* [Excerpted text]:
----
Entwined is an interesting game. Entwined’s stripped down, extremely minimal design compliments its simplified gameplay, although it sometimes feels a little too minimal. In a time where games come loaded with a multitude of gameplay mechanics, blending genres and switching between different styles of action on the fly, it’s a rare thing to feel like a game could actually improve with more interesting and varied gameplay, but that’s exactly how I felt when Entwined finished.
Entwined challenges players to guide a fish and a bird to the end of each level, known as ‘lifetimes’, by passing through enough segments of a circle and matching corresponding colours. The fish is always on the left hand half of the gameplay area and is controlled with the left stick while the opposite is true for the bird. The aim of the game is to pass through enough segments or collect enough floating orbs in order to merge into a dragon and complete the lifetime.
Each lifetime is split into three distinct sections. The first, and the main bulk of the gameplay, sees you collecting enough segments and orbs with each ‘character’ to fill up their respective gauges in order to proceed to the next stage. Missing segments, or guiding the characters through incorrect colours reduces the gauge, but there’s no death in Entwined, it continues endlessly until you’ve collected enough segments or orbs.
The next stage of the gameplay is forming a greater bond between the characters. During this section the gameplay is exactly the same, but if you miss too many segments you’ll drop back to stage one. It’s a case of collecting more segments in order to progress to the third and final stage of the gameplay.
The third stage is the point at which the characters merge to create a dragon. The player then guides the dragon around an environment you’re given more control to explore to search for more orbs to fill another gauge. Once the gauge is full this time, you can ‘sky write’ using the L + R buttons, which essentially leaves a brightly coloured trail behind you. Once you’ve then emptied your gauge by sky writing, the portal to move onto the next lifetime appears and the game progresses.
----
* [Listed entries]:
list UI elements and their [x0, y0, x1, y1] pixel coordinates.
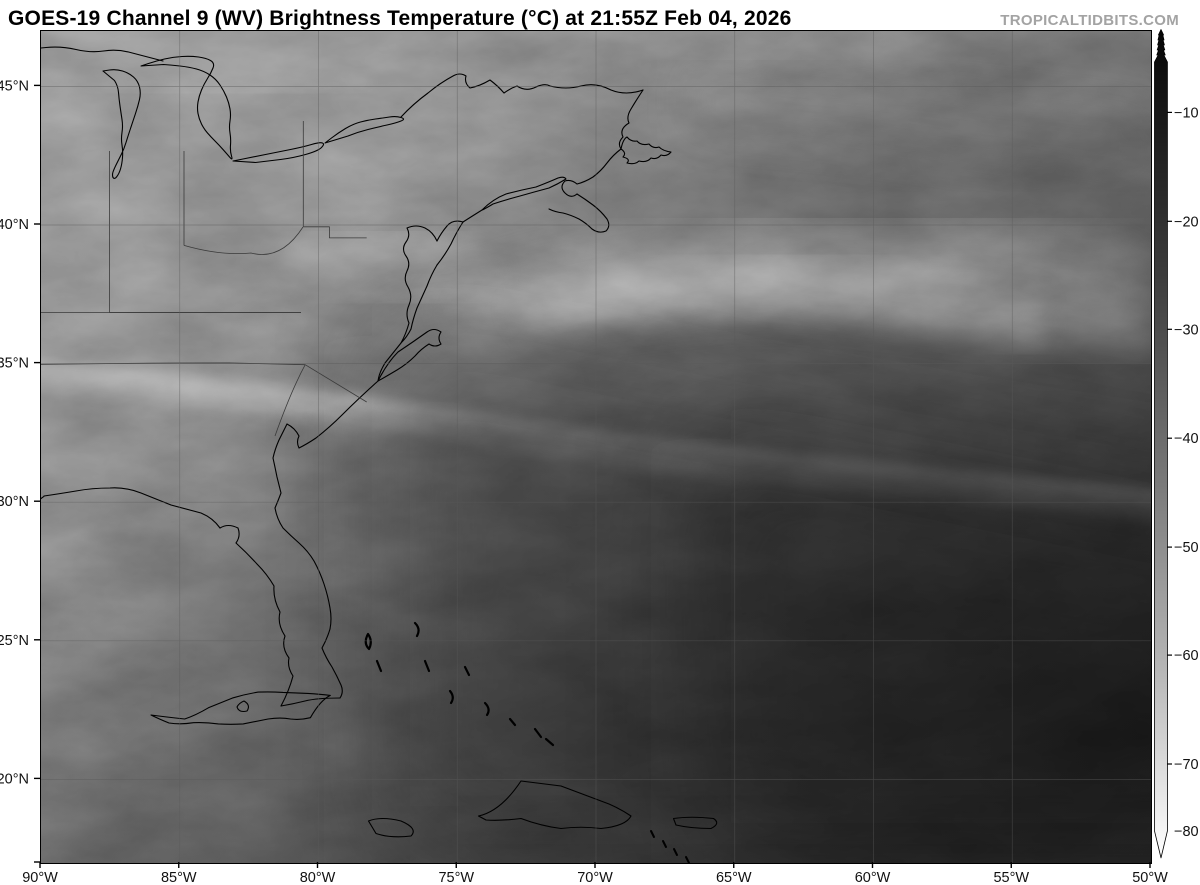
svg-text:−50: −50 — [1174, 540, 1199, 556]
svg-text:−40: −40 — [1174, 431, 1199, 447]
svg-text:−60: −60 — [1174, 648, 1199, 664]
svg-text:−10: −10 — [1174, 105, 1199, 121]
svg-text:−30: −30 — [1174, 322, 1199, 338]
svg-text:−20: −20 — [1174, 214, 1199, 230]
svg-text:−70: −70 — [1174, 757, 1199, 773]
svg-text:−80: −80 — [1174, 824, 1199, 840]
----
* [Goals]:
(1) Please repeat the Entwined review word for word, everything from "The next stage of" down to "of the gameplay.".
(2) Name every creature the player guides in the Entwined review.
(3) Go on with the Entwined review, starting after its last sentence.

* [Answers for the tasks]:
(1)
The next stage of the gameplay is forming a greater bond between the characters. During this section the gameplay is exactly the same, but if you miss too many segments you’ll drop back to stage one. It’s a case of collecting more segments in order to progress to the third and final stage of the gameplay.

(2) A fish, a bird, and a dragon.

(3)
There’s a brief tutorial offered in Entwined that explains the best way to control the fish and the bird is by pushing each stick towards the outer rim surrounding the stick. By doing this, Entwined actually controls well for the most part on the Vita’s small sticks; as long as you keep each stick pushed towards its respective outer ridge, it allows you to focus on moving up and down in order to collect orbs or pass through circle segments.
There are no other functions or buttons to learn in regards to controlling Entwined. The only exception to this rule is at the end of a lifetimes’ when the animals merge to become a dragon. During these level ending sections, both sticks control the movement of the dragon, or can be used in conjunction for swifter movement. These end-of-level sections were the only time I didn’t feel in control in Entwined. This was mainly owing to the fact that having freedom to move and controlling your viewpoint felt entirely alien following gameplay that was restrictive and locked to one view. Thankfully these sections are very brief and for the most part are over within a minute or two, so it doesn’t become a huge issue.
Nothing is told or shown in Entwined, which matches the rest of the games minimalistic styling, and in some ways this helps to strip away what otherwise could have cluttered the gameplay. In other ways however, Entwined’s minimal approach is just too much. There isn’t any explanation for the events in the game; it’s never explained, or even implied, why the fish and the bird are progressing through their lifetimes in order to merge as one.
Some games use this lack of narrative and direction to great effect, in a positive way – Minecraft for example doesn’t have a strict storyline or quests to complete, allowing the player to experience their own stories harnessing the power of their own imaginations. One thing that Minecraft does afford the player is freedom, and it’s this freedom that allows players to experience the world on their own terms and create their own adventures. Entwined doesn’t afford players freedom at all, and the experience suffers for its restrictive nature.
There are nine lifetimes in total in Entwined’s story mode, none of which are too challenging or particularly lengthy and they are all extremely similar, exceptions being for changeable themes and background animations. I completed the story mode in Entwined in less than two hours and there’s very little reason to play through the main mode again.
The other game mode in Entwined is the challenge mode, broken down into five elementally themed worlds. The gameplay is almost exactly the same as the main mode, except in challenge mode you’re collecting towards a score total and you have just three lives with which you can make a mistake or miss a segment before the run ends. This is probably Entwined’s most interesting mode, and the mode to offer longevity to the game, although the length of time you’ll challenge for leader board scores will depend on your own motivations and whether or not you have friends also competing for leader board scores.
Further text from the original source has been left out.